- [REQUIREMENTS]: All entries are to be quoted exactly; the images stay out of the copy.

┌─ ENTRIES SUPPLIED

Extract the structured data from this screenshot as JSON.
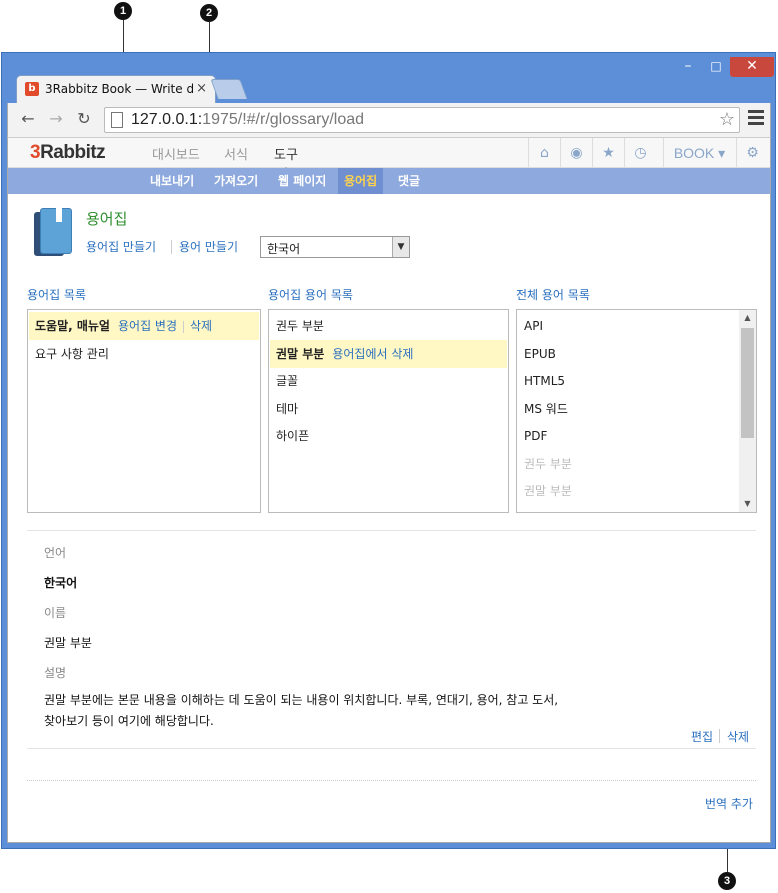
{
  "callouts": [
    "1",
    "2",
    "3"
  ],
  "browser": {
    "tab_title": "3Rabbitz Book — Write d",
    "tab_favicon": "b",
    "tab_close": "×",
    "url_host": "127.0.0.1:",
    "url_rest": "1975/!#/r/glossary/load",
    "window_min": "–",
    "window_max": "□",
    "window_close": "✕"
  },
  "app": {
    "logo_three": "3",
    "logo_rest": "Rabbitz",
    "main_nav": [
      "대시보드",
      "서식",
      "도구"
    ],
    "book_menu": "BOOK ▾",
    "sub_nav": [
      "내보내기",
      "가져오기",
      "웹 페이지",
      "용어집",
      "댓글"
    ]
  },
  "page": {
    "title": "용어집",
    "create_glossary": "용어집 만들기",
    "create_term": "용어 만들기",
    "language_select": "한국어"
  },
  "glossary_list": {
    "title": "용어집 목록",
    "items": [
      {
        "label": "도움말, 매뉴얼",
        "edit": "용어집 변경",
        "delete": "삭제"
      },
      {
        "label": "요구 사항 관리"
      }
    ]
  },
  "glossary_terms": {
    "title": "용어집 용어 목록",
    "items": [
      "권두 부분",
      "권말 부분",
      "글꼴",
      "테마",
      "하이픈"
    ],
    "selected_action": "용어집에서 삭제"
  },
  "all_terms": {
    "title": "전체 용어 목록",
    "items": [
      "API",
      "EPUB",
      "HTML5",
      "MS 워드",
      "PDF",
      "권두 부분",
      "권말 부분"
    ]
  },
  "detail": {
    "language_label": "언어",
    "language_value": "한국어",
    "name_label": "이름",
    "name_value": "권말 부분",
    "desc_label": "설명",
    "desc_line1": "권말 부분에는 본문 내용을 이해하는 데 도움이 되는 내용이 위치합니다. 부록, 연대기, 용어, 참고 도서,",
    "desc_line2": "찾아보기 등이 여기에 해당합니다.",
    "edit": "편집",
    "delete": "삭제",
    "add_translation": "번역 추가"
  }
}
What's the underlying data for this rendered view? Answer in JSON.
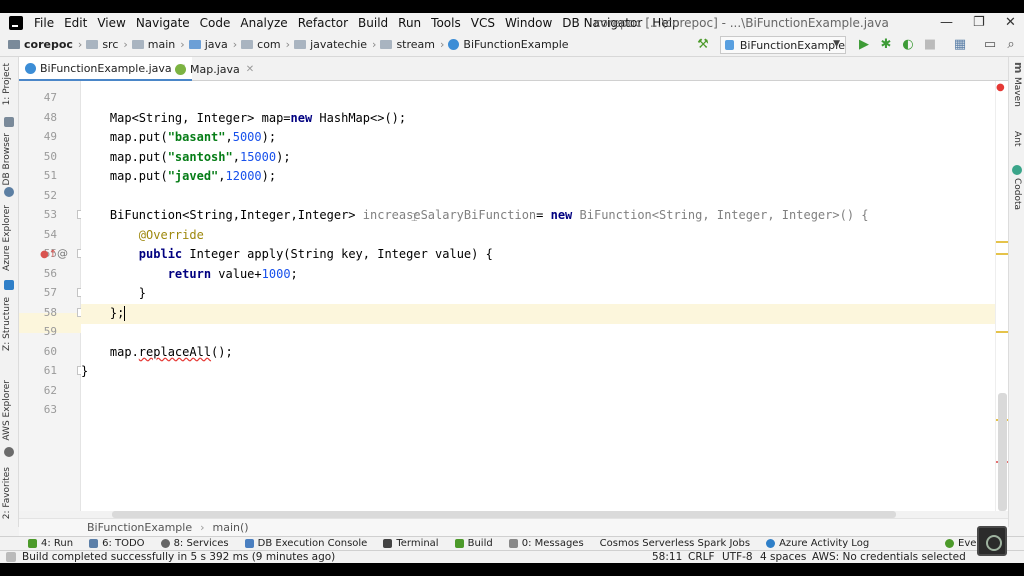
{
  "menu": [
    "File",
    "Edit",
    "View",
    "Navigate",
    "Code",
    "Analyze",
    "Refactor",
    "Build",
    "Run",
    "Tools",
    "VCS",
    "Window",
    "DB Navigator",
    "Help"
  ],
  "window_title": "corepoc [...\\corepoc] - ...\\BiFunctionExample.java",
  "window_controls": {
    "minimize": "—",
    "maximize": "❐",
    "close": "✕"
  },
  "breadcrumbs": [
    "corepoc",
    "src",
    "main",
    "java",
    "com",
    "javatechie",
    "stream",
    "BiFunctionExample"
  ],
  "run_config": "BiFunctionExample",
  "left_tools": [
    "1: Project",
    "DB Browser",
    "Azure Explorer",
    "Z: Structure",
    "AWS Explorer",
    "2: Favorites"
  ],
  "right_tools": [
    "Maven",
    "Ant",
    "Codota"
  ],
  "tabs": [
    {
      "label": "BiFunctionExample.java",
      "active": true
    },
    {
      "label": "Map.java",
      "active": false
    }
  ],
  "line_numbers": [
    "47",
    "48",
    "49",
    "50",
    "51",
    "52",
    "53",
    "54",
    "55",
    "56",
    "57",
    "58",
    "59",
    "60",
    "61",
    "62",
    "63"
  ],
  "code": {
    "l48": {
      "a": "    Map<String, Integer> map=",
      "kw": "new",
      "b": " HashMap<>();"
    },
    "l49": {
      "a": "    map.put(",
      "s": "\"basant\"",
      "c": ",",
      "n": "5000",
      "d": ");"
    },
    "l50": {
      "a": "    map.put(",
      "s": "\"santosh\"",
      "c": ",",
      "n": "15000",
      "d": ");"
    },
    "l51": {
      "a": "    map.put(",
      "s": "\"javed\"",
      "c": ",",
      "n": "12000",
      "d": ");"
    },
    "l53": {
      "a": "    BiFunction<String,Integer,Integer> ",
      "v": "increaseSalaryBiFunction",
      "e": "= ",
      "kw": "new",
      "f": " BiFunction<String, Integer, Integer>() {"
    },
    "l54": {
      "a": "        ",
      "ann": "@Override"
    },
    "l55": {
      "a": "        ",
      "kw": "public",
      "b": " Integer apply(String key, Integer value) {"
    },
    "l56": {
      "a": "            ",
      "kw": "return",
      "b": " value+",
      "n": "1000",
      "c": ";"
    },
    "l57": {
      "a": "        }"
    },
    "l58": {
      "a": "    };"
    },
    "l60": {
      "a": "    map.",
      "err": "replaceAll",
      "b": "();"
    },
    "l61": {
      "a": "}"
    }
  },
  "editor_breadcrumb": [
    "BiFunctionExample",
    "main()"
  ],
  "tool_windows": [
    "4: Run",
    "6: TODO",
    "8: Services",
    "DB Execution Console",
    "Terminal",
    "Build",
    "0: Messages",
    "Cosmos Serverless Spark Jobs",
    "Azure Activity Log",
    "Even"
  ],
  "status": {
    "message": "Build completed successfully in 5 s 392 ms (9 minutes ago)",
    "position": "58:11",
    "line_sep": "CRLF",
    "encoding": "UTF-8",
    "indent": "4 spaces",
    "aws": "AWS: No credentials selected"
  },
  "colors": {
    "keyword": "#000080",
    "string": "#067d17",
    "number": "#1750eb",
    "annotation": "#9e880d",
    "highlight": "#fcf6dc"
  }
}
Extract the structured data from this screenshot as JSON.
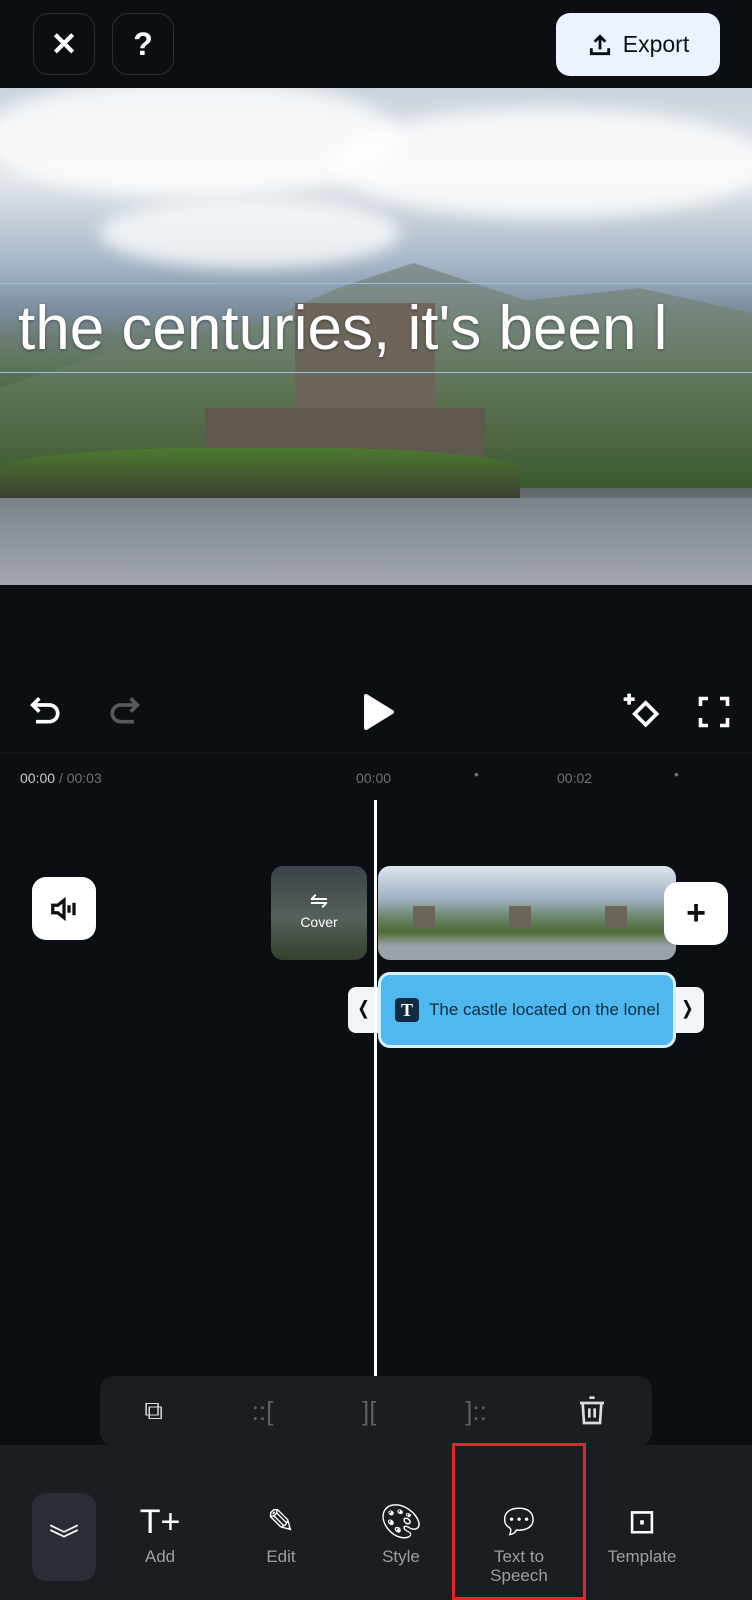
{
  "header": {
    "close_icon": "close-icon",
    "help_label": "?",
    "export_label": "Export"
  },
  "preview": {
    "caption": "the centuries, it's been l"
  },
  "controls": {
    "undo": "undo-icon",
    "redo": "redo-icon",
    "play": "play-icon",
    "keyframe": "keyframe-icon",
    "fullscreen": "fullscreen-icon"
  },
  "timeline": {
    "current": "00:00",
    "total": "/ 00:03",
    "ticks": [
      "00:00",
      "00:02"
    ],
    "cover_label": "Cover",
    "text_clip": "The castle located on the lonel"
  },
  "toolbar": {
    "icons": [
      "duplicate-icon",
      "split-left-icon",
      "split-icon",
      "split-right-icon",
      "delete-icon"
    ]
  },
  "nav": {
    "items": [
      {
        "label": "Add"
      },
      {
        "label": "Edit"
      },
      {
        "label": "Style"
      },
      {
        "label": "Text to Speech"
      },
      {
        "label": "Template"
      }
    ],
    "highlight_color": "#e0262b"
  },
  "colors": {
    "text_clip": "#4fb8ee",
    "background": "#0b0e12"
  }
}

└─

- [RESPONSE]:
Extract the structured data from this screenshot as JSON.
{
  "callouts": [
    "1",
    "2",
    "3"
  ],
  "browser": {
    "tab_title": "3Rabbitz Book — Write d",
    "tab_favicon": "b",
    "tab_close": "×",
    "url_host": "127.0.0.1:",
    "url_rest": "1975/!#/r/glossary/load",
    "window_min": "–",
    "window_max": "□",
    "window_close": "✕"
  },
  "app": {
    "logo_three": "3",
    "logo_rest": "Rabbitz",
    "main_nav": [
      "대시보드",
      "서식",
      "도구"
    ],
    "book_menu": "BOOK ▾",
    "sub_nav": [
      "내보내기",
      "가져오기",
      "웹 페이지",
      "용어집",
      "댓글"
    ]
  },
  "page": {
    "title": "용어집",
    "create_glossary": "용어집 만들기",
    "create_term": "용어 만들기",
    "language_select": "한국어"
  },
  "glossary_list": {
    "title": "용어집 목록",
    "items": [
      {
        "label": "도움말, 매뉴얼",
        "edit": "용어집 변경",
        "delete": "삭제"
      },
      {
        "label": "요구 사항 관리"
      }
    ]
  },
  "glossary_terms": {
    "title": "용어집 용어 목록",
    "items": [
      "권두 부분",
      "권말 부분",
      "글꼴",
      "테마",
      "하이픈"
    ],
    "selected_action": "용어집에서 삭제"
  },
  "all_terms": {
    "title": "전체 용어 목록",
    "items": [
      "API",
      "EPUB",
      "HTML5",
      "MS 워드",
      "PDF",
      "권두 부분",
      "권말 부분"
    ]
  },
  "detail": {
    "language_label": "언어",
    "language_value": "한국어",
    "name_label": "이름",
    "name_value": "권말 부분",
    "desc_label": "설명",
    "desc_line1": "권말 부분에는 본문 내용을 이해하는 데 도움이 되는 내용이 위치합니다. 부록, 연대기, 용어, 참고 도서,",
    "desc_line2": "찾아보기 등이 여기에 해당합니다.",
    "edit": "편집",
    "delete": "삭제",
    "add_translation": "번역 추가"
  }
}
What's the underlying data for this rendered view? Answer in JSON.
{
  "menu": [
    "File",
    "Edit",
    "View",
    "Navigate",
    "Code",
    "Analyze",
    "Refactor",
    "Build",
    "Run",
    "Tools",
    "VCS",
    "Window",
    "DB Navigator",
    "Help"
  ],
  "window_title": "corepoc [...\\corepoc] - ...\\BiFunctionExample.java",
  "window_controls": {
    "minimize": "—",
    "maximize": "❐",
    "close": "✕"
  },
  "breadcrumbs": [
    "corepoc",
    "src",
    "main",
    "java",
    "com",
    "javatechie",
    "stream",
    "BiFunctionExample"
  ],
  "run_config": "BiFunctionExample",
  "left_tools": [
    "1: Project",
    "DB Browser",
    "Azure Explorer",
    "Z: Structure",
    "AWS Explorer",
    "2: Favorites"
  ],
  "right_tools": [
    "Maven",
    "Ant",
    "Codota"
  ],
  "tabs": [
    {
      "label": "BiFunctionExample.java",
      "active": true
    },
    {
      "label": "Map.java",
      "active": false
    }
  ],
  "line_numbers": [
    "47",
    "48",
    "49",
    "50",
    "51",
    "52",
    "53",
    "54",
    "55",
    "56",
    "57",
    "58",
    "59",
    "60",
    "61",
    "62",
    "63"
  ],
  "code": {
    "l48": {
      "a": "    Map<String, Integer> map=",
      "kw": "new",
      "b": " HashMap<>();"
    },
    "l49": {
      "a": "    map.put(",
      "s": "\"basant\"",
      "c": ",",
      "n": "5000",
      "d": ");"
    },
    "l50": {
      "a": "    map.put(",
      "s": "\"santosh\"",
      "c": ",",
      "n": "15000",
      "d": ");"
    },
    "l51": {
      "a": "    map.put(",
      "s": "\"javed\"",
      "c": ",",
      "n": "12000",
      "d": ");"
    },
    "l53": {
      "a": "    BiFunction<String,Integer,Integer> ",
      "v": "increaseSalaryBiFunction",
      "e": "= ",
      "kw": "new",
      "f": " BiFunction<String, Integer, Integer>() {"
    },
    "l54": {
      "a": "        ",
      "ann": "@Override"
    },
    "l55": {
      "a": "        ",
      "kw": "public",
      "b": " Integer apply(String key, Integer value) {"
    },
    "l56": {
      "a": "            ",
      "kw": "return",
      "b": " value+",
      "n": "1000",
      "c": ";"
    },
    "l57": {
      "a": "        }"
    },
    "l58": {
      "a": "    };"
    },
    "l60": {
      "a": "    map.",
      "err": "replaceAll",
      "b": "();"
    },
    "l61": {
      "a": "}"
    }
  },
  "editor_breadcrumb": [
    "BiFunctionExample",
    "main()"
  ],
  "tool_windows": [
    "4: Run",
    "6: TODO",
    "8: Services",
    "DB Execution Console",
    "Terminal",
    "Build",
    "0: Messages",
    "Cosmos Serverless Spark Jobs",
    "Azure Activity Log",
    "Even"
  ],
  "status": {
    "message": "Build completed successfully in 5 s 392 ms (9 minutes ago)",
    "position": "58:11",
    "line_sep": "CRLF",
    "encoding": "UTF-8",
    "indent": "4 spaces",
    "aws": "AWS: No credentials selected"
  },
  "colors": {
    "keyword": "#000080",
    "string": "#067d17",
    "number": "#1750eb",
    "annotation": "#9e880d",
    "highlight": "#fcf6dc"
  }
}
Extract the structured data from this screenshot as JSON.
{
  "header": {
    "close_icon": "close-icon",
    "help_label": "?",
    "export_label": "Export"
  },
  "preview": {
    "caption": "the centuries, it's been l"
  },
  "controls": {
    "undo": "undo-icon",
    "redo": "redo-icon",
    "play": "play-icon",
    "keyframe": "keyframe-icon",
    "fullscreen": "fullscreen-icon"
  },
  "timeline": {
    "current": "00:00",
    "total": "/ 00:03",
    "ticks": [
      "00:00",
      "00:02"
    ],
    "cover_label": "Cover",
    "text_clip": "The castle located on the lonel"
  },
  "toolbar": {
    "icons": [
      "duplicate-icon",
      "split-left-icon",
      "split-icon",
      "split-right-icon",
      "delete-icon"
    ]
  },
  "nav": {
    "items": [
      {
        "label": "Add"
      },
      {
        "label": "Edit"
      },
      {
        "label": "Style"
      },
      {
        "label": "Text to Speech"
      },
      {
        "label": "Template"
      }
    ],
    "highlight_color": "#e0262b"
  },
  "colors": {
    "text_clip": "#4fb8ee",
    "background": "#0b0e12"
  }
}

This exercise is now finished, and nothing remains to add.